[Goal] Find each line containing the string "series". Copy it.

[Figure data in JSON]
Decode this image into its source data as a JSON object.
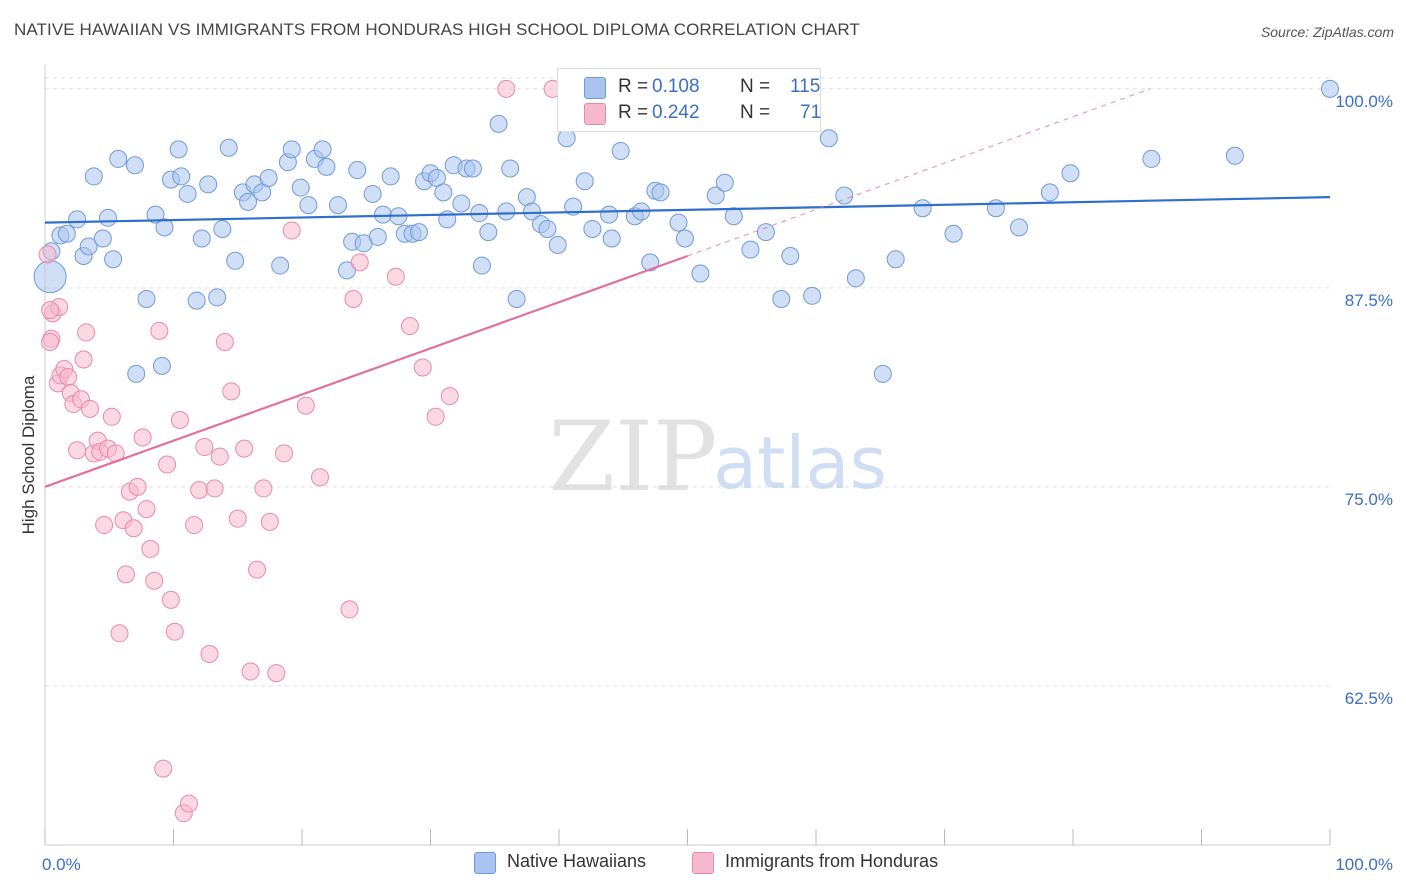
{
  "title": "NATIVE HAWAIIAN VS IMMIGRANTS FROM HONDURAS HIGH SCHOOL DIPLOMA CORRELATION CHART",
  "source": "Source: ZipAtlas.com",
  "watermark": {
    "zip": "ZIP",
    "atlas": "atlas"
  },
  "legend_top": {
    "rows": [
      {
        "r_label": "R =",
        "r_value": "0.108",
        "n_label": "N =",
        "n_value": "115"
      },
      {
        "r_label": "R =",
        "r_value": "0.242",
        "n_label": "N =",
        "n_value": "71"
      }
    ]
  },
  "legend_bottom": [
    "Native Hawaiians",
    "Immigrants from Honduras"
  ],
  "colors": {
    "blue_fill": "#a9c5ef",
    "blue_stroke": "#6f9bd8",
    "blue_line": "#2f6fcb",
    "pink_fill": "#f6b9cc",
    "pink_stroke": "#e98aab",
    "pink_line": "#e2709a",
    "tick_label": "#3b6fc6",
    "grid": "#dddddd"
  },
  "chart_data": {
    "type": "scatter",
    "ylabel": "High School Diploma",
    "xlabel": "",
    "xlim": [
      0,
      100
    ],
    "ylim": [
      52.5,
      101.5
    ],
    "x_tick_labels": [
      {
        "value": 0,
        "label": "0.0%"
      },
      {
        "value": 100,
        "label": "100.0%"
      }
    ],
    "y_ticks": [
      {
        "value": 100,
        "label": "100.0%"
      },
      {
        "value": 87.5,
        "label": "87.5%"
      },
      {
        "value": 75,
        "label": "75.0%"
      },
      {
        "value": 62.5,
        "label": "62.5%"
      }
    ],
    "series": [
      {
        "name": "Native Hawaiians",
        "color": "#a9c5ef",
        "points": [
          [
            0.4,
            88.2
          ],
          [
            0.5,
            89.8
          ],
          [
            1.2,
            90.8
          ],
          [
            1.7,
            90.9
          ],
          [
            2.5,
            91.8
          ],
          [
            3.0,
            89.5
          ],
          [
            3.4,
            90.1
          ],
          [
            3.8,
            94.5
          ],
          [
            4.5,
            90.6
          ],
          [
            4.9,
            91.9
          ],
          [
            5.3,
            89.3
          ],
          [
            5.7,
            95.6
          ],
          [
            7.0,
            95.2
          ],
          [
            7.1,
            82.1
          ],
          [
            7.9,
            86.8
          ],
          [
            8.6,
            92.1
          ],
          [
            9.1,
            82.6
          ],
          [
            9.3,
            91.3
          ],
          [
            9.8,
            94.3
          ],
          [
            10.4,
            96.2
          ],
          [
            10.6,
            94.5
          ],
          [
            11.1,
            93.4
          ],
          [
            11.8,
            86.7
          ],
          [
            12.2,
            90.6
          ],
          [
            12.7,
            94.0
          ],
          [
            13.4,
            86.9
          ],
          [
            13.8,
            91.2
          ],
          [
            14.3,
            96.3
          ],
          [
            14.8,
            89.2
          ],
          [
            15.4,
            93.5
          ],
          [
            15.8,
            92.9
          ],
          [
            16.3,
            94.0
          ],
          [
            16.9,
            93.5
          ],
          [
            17.4,
            94.4
          ],
          [
            18.3,
            88.9
          ],
          [
            18.9,
            95.4
          ],
          [
            19.2,
            96.2
          ],
          [
            19.9,
            93.8
          ],
          [
            20.5,
            92.7
          ],
          [
            21.0,
            95.6
          ],
          [
            21.6,
            96.2
          ],
          [
            21.9,
            95.1
          ],
          [
            22.8,
            92.7
          ],
          [
            23.5,
            88.6
          ],
          [
            23.9,
            90.4
          ],
          [
            24.3,
            94.9
          ],
          [
            24.8,
            90.3
          ],
          [
            25.5,
            93.4
          ],
          [
            25.9,
            90.7
          ],
          [
            26.3,
            92.1
          ],
          [
            26.9,
            94.5
          ],
          [
            27.5,
            92.0
          ],
          [
            28.0,
            90.9
          ],
          [
            28.6,
            90.9
          ],
          [
            29.1,
            91.0
          ],
          [
            29.5,
            94.2
          ],
          [
            30.0,
            94.7
          ],
          [
            30.5,
            94.4
          ],
          [
            31.0,
            93.5
          ],
          [
            31.3,
            91.8
          ],
          [
            31.8,
            95.2
          ],
          [
            32.4,
            92.8
          ],
          [
            32.8,
            95.0
          ],
          [
            33.3,
            95.0
          ],
          [
            33.8,
            92.2
          ],
          [
            34.0,
            88.9
          ],
          [
            34.5,
            91.0
          ],
          [
            35.3,
            97.8
          ],
          [
            35.9,
            92.3
          ],
          [
            36.2,
            95.0
          ],
          [
            36.7,
            86.8
          ],
          [
            37.5,
            93.2
          ],
          [
            37.9,
            92.3
          ],
          [
            38.6,
            91.5
          ],
          [
            39.1,
            91.2
          ],
          [
            39.9,
            90.2
          ],
          [
            40.6,
            96.9
          ],
          [
            41.1,
            92.6
          ],
          [
            42.0,
            94.2
          ],
          [
            42.6,
            91.2
          ],
          [
            43.9,
            92.1
          ],
          [
            44.1,
            90.6
          ],
          [
            44.8,
            96.1
          ],
          [
            45.9,
            92.0
          ],
          [
            46.4,
            92.3
          ],
          [
            47.1,
            89.1
          ],
          [
            47.5,
            93.6
          ],
          [
            47.9,
            93.5
          ],
          [
            49.3,
            91.6
          ],
          [
            49.8,
            90.6
          ],
          [
            51.0,
            88.4
          ],
          [
            52.2,
            93.3
          ],
          [
            52.9,
            94.1
          ],
          [
            53.6,
            92.0
          ],
          [
            54.9,
            89.9
          ],
          [
            56.1,
            91.0
          ],
          [
            57.3,
            86.8
          ],
          [
            58.0,
            89.5
          ],
          [
            59.7,
            87.0
          ],
          [
            61.0,
            96.9
          ],
          [
            62.2,
            93.3
          ],
          [
            63.1,
            88.1
          ],
          [
            65.2,
            82.1
          ],
          [
            66.2,
            89.3
          ],
          [
            68.3,
            92.5
          ],
          [
            70.7,
            90.9
          ],
          [
            74.0,
            92.5
          ],
          [
            75.8,
            91.3
          ],
          [
            78.2,
            93.5
          ],
          [
            79.8,
            94.7
          ],
          [
            86.1,
            95.6
          ],
          [
            92.6,
            95.8
          ],
          [
            100.0,
            100.0
          ]
        ]
      },
      {
        "name": "Immigrants from Honduras",
        "color": "#f6b9cc",
        "points": [
          [
            0.2,
            89.6
          ],
          [
            0.5,
            84.3
          ],
          [
            0.6,
            85.9
          ],
          [
            1.0,
            81.5
          ],
          [
            1.2,
            82.0
          ],
          [
            1.5,
            82.4
          ],
          [
            1.8,
            81.9
          ],
          [
            2.0,
            80.9
          ],
          [
            2.2,
            80.2
          ],
          [
            2.5,
            77.3
          ],
          [
            2.8,
            80.5
          ],
          [
            3.0,
            83.0
          ],
          [
            3.2,
            84.7
          ],
          [
            3.5,
            79.9
          ],
          [
            3.8,
            77.1
          ],
          [
            4.1,
            77.9
          ],
          [
            4.3,
            77.2
          ],
          [
            4.6,
            72.6
          ],
          [
            4.9,
            77.4
          ],
          [
            5.2,
            79.4
          ],
          [
            5.5,
            77.1
          ],
          [
            5.8,
            65.8
          ],
          [
            6.1,
            72.9
          ],
          [
            6.3,
            69.5
          ],
          [
            6.6,
            74.7
          ],
          [
            6.9,
            72.4
          ],
          [
            7.2,
            75.0
          ],
          [
            7.6,
            78.1
          ],
          [
            7.9,
            73.6
          ],
          [
            8.2,
            71.1
          ],
          [
            8.5,
            69.1
          ],
          [
            8.9,
            84.8
          ],
          [
            9.2,
            57.3
          ],
          [
            9.5,
            76.4
          ],
          [
            9.8,
            67.9
          ],
          [
            10.1,
            65.9
          ],
          [
            10.5,
            79.2
          ],
          [
            10.8,
            54.5
          ],
          [
            11.2,
            55.1
          ],
          [
            11.6,
            72.6
          ],
          [
            12.0,
            74.8
          ],
          [
            12.4,
            77.5
          ],
          [
            12.8,
            64.5
          ],
          [
            13.2,
            74.9
          ],
          [
            13.6,
            76.9
          ],
          [
            14.0,
            84.1
          ],
          [
            14.5,
            81.0
          ],
          [
            15.0,
            73.0
          ],
          [
            15.5,
            77.4
          ],
          [
            16.0,
            63.4
          ],
          [
            16.5,
            69.8
          ],
          [
            17.0,
            74.9
          ],
          [
            17.5,
            72.8
          ],
          [
            18.0,
            63.3
          ],
          [
            18.6,
            77.1
          ],
          [
            19.2,
            91.1
          ],
          [
            20.3,
            80.1
          ],
          [
            21.4,
            75.6
          ],
          [
            23.7,
            67.3
          ],
          [
            24.0,
            86.8
          ],
          [
            24.5,
            89.1
          ],
          [
            27.3,
            88.2
          ],
          [
            28.4,
            85.1
          ],
          [
            29.4,
            82.5
          ],
          [
            30.4,
            79.4
          ],
          [
            31.5,
            80.7
          ],
          [
            35.9,
            100.0
          ],
          [
            39.5,
            100.0
          ],
          [
            0.4,
            84.1
          ],
          [
            1.1,
            86.3
          ],
          [
            0.4,
            86.1
          ]
        ]
      }
    ],
    "trendlines": [
      {
        "series": "Native Hawaiians",
        "from": [
          0,
          91.6
        ],
        "to": [
          100,
          93.2
        ]
      },
      {
        "series": "Immigrants from Honduras",
        "from": [
          0,
          75.0
        ],
        "to": [
          50,
          89.5
        ],
        "dashed_extension_to": [
          86,
          100
        ]
      }
    ],
    "grid": true,
    "legend_placement": "top-center and bottom"
  }
}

[Answer to this exercise]
    "series": [
        "series": "Native Hawaiians",
        "series": "Immigrants from Honduras",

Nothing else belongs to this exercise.